::: Data for processing

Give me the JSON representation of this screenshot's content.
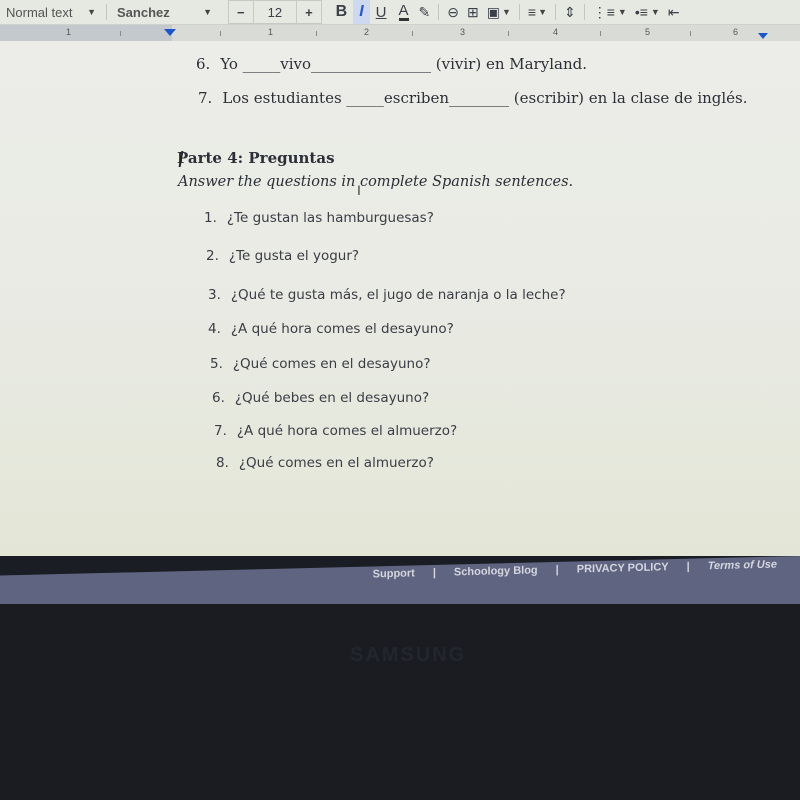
{
  "toolbar": {
    "style_select": "Normal text",
    "font_select": "Sanchez",
    "font_size_decrease": "−",
    "font_size": "12",
    "font_size_increase": "+",
    "bold": "B",
    "italic": "I",
    "underline": "U",
    "text_color": "A",
    "icons": {
      "highlight": "✎",
      "link": "⊖",
      "comment": "⊞",
      "image": "▣",
      "align": "≡",
      "line_spacing": "⇕",
      "numbered_list": "⋮≡",
      "bulleted_list": "•≡",
      "indent": "⇤"
    }
  },
  "ruler": {
    "numbers": [
      "1",
      "1",
      "2",
      "3",
      "4",
      "5",
      "6"
    ]
  },
  "document": {
    "exercise_items": [
      {
        "num": "6.",
        "before": "Yo ",
        "blank_pre": "_____",
        "answer": "vivo",
        "blank_post": "________________",
        "after": " (vivir) en Maryland."
      },
      {
        "num": "7.",
        "before": "Los estudiantes ",
        "blank_pre": "_____",
        "answer": "escriben",
        "blank_post": "________",
        "after": " (escribir) en la clase de inglés."
      }
    ],
    "section_heading": "Parte 4: Preguntas",
    "instructions": "Answer the questions in complete Spanish sentences.",
    "questions": [
      {
        "num": "1.",
        "text": "¿Te gustan las hamburguesas?"
      },
      {
        "num": "2.",
        "text": "¿Te gusta el yogur?"
      },
      {
        "num": "3.",
        "text": "¿Qué te gusta más, el jugo de naranja o la leche?"
      },
      {
        "num": "4.",
        "text": "¿A qué hora comes el desayuno?"
      },
      {
        "num": "5.",
        "text": "¿Qué comes en el desayuno?"
      },
      {
        "num": "6.",
        "text": "¿Qué bebes en el desayuno?"
      },
      {
        "num": "7.",
        "text": "¿A qué hora comes el almuerzo?"
      },
      {
        "num": "8.",
        "text": "¿Qué comes en el almuerzo?"
      }
    ]
  },
  "footer": {
    "links": [
      "Support",
      "Schoology Blog",
      "PRIVACY POLICY",
      "Terms of Use"
    ],
    "separator": "|"
  },
  "monitor": {
    "brand": "SAMSUNG"
  }
}
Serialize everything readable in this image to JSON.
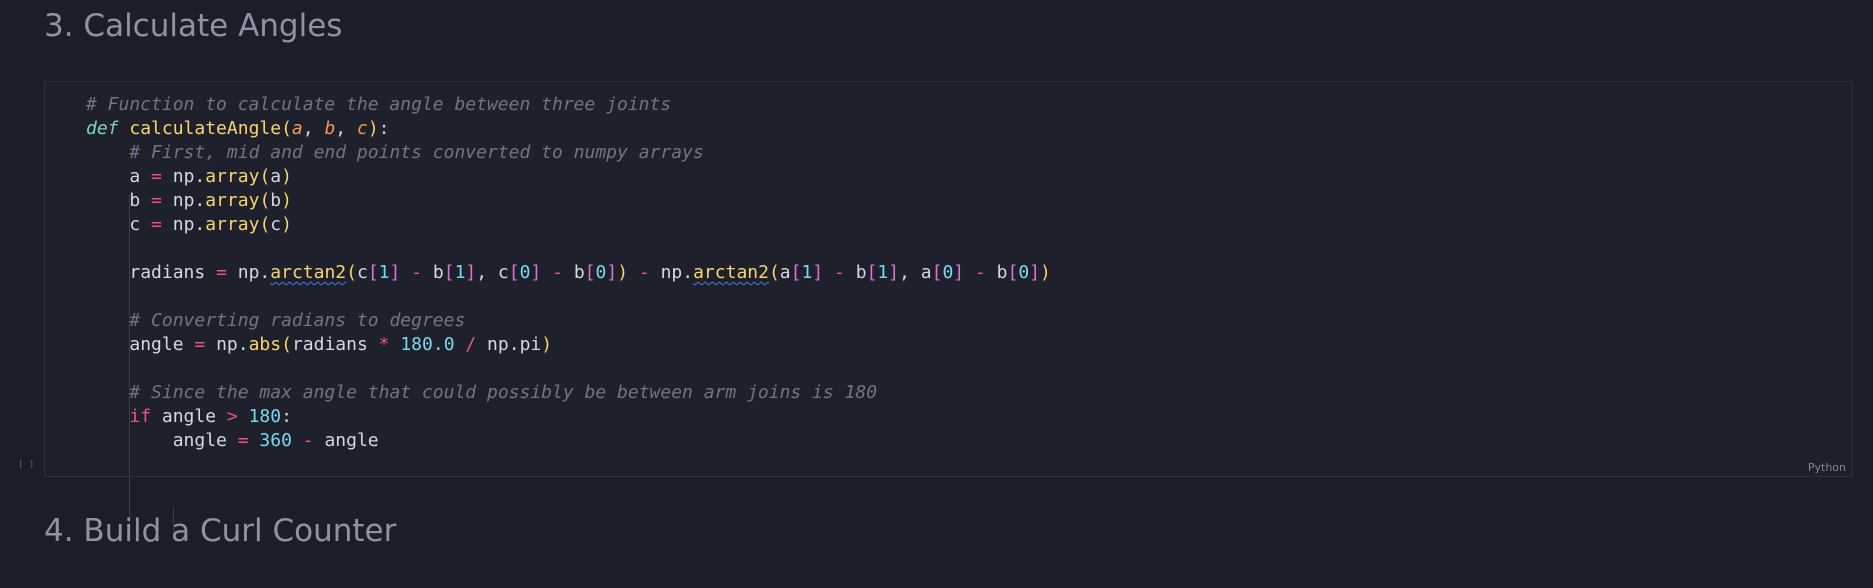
{
  "headings": {
    "section3": "3. Calculate Angles",
    "section4": "4. Build a Curl Counter"
  },
  "cell": {
    "exec_count": "[ ]",
    "language": "Python",
    "lines": {
      "l1": "# Function to calculate the angle between three joints",
      "l3": "# First, mid and end points converted to numpy arrays",
      "l9": "# Converting radians to degrees",
      "l12": "# Since the max angle that could possibly be between arm joins is 180"
    }
  },
  "colors": {
    "background": "#1b1e28",
    "cell_background": "#1e212c",
    "comment": "#6d7587",
    "keyword": "#f0547a",
    "function": "#fbd46d",
    "parameter": "#f89a52",
    "number": "#78d8f0"
  }
}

::::::

→ **What to produce**
From the listing above, return each line with the word "image".

→ **Result of the exercise**
      "image": "▣",
Serialize everything readable in this image to JSON.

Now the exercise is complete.